* [EXERCISE TASK] Go through the data below. List every line that holds the word "from".

Collected data entries:
————
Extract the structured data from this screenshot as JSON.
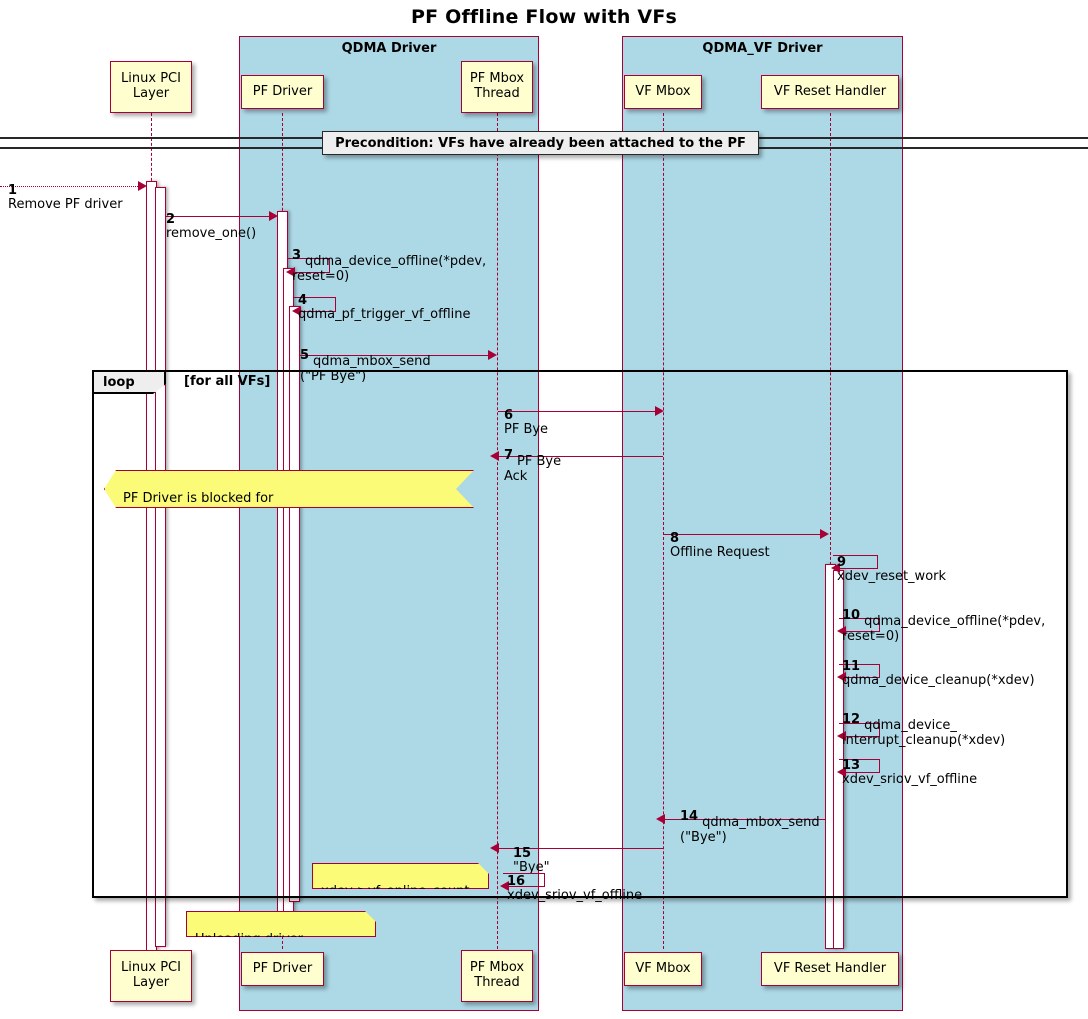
{
  "diagram": {
    "title": "PF Offline Flow with VFs",
    "type": "uml-sequence-diagram"
  },
  "groups": [
    {
      "label": "QDMA Driver"
    },
    {
      "label": "QDMA_VF Driver"
    }
  ],
  "participants": [
    {
      "name": "Linux PCI\nLayer"
    },
    {
      "name": "PF Driver"
    },
    {
      "name": "PF Mbox\nThread"
    },
    {
      "name": "VF Mbox"
    },
    {
      "name": "VF Reset Handler"
    }
  ],
  "divider": {
    "text": "Precondition: VFs have already been attached to the PF"
  },
  "loop": {
    "keyword": "loop",
    "guard": "[for all VFs]"
  },
  "messages": [
    {
      "seq": "1",
      "text": "Remove PF driver"
    },
    {
      "seq": "2",
      "text": "remove_one()"
    },
    {
      "seq": "3",
      "text": "qdma_device_offline(*pdev,\nreset=0)"
    },
    {
      "seq": "4",
      "text": "qdma_pf_trigger_vf_offline"
    },
    {
      "seq": "5",
      "text": "qdma_mbox_send\n(\"PF Bye\")"
    },
    {
      "seq": "6",
      "text": "PF Bye"
    },
    {
      "seq": "7",
      "text": "PF Bye\nAck"
    },
    {
      "seq": "8",
      "text": "Offline Request"
    },
    {
      "seq": "9",
      "text": "xdev_reset_work"
    },
    {
      "seq": "10",
      "text": "qdma_device_offline(*pdev,\nreset=0)"
    },
    {
      "seq": "11",
      "text": "qdma_device_cleanup(*xdev)"
    },
    {
      "seq": "12",
      "text": "qdma_device_\ninterrupt_cleanup(*xdev)"
    },
    {
      "seq": "13",
      "text": "xdev_sriov_vf_offline"
    },
    {
      "seq": "14",
      "text": "qdma_mbox_send\n(\"Bye\")"
    },
    {
      "seq": "15",
      "text": "\"Bye\""
    },
    {
      "seq": "16",
      "text": "xdev_sriov_vf_offline"
    }
  ],
  "notes": [
    {
      "id": "blocked",
      "text": "PF Driver is blocked for\nByes from all VFs which have QDMA_VF driver loaded"
    },
    {
      "id": "count",
      "text": "xdev->vf_online_count--"
    },
    {
      "id": "unload",
      "text": "Unloading driver complete"
    }
  ],
  "colors": {
    "accent": "#A80036",
    "group_fill": "#ADD8E6",
    "actor_fill": "#FEFECE",
    "note_fill": "#FBFB77",
    "divider_fill": "#EEEEEE",
    "background": "#FFFFFF"
  }
}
————
* [IN RESPONSE]
Extract the structured data from this screenshot as JSON.
      "text": "PF Driver is blocked for\nByes from all VFs which have QDMA_VF driver loaded"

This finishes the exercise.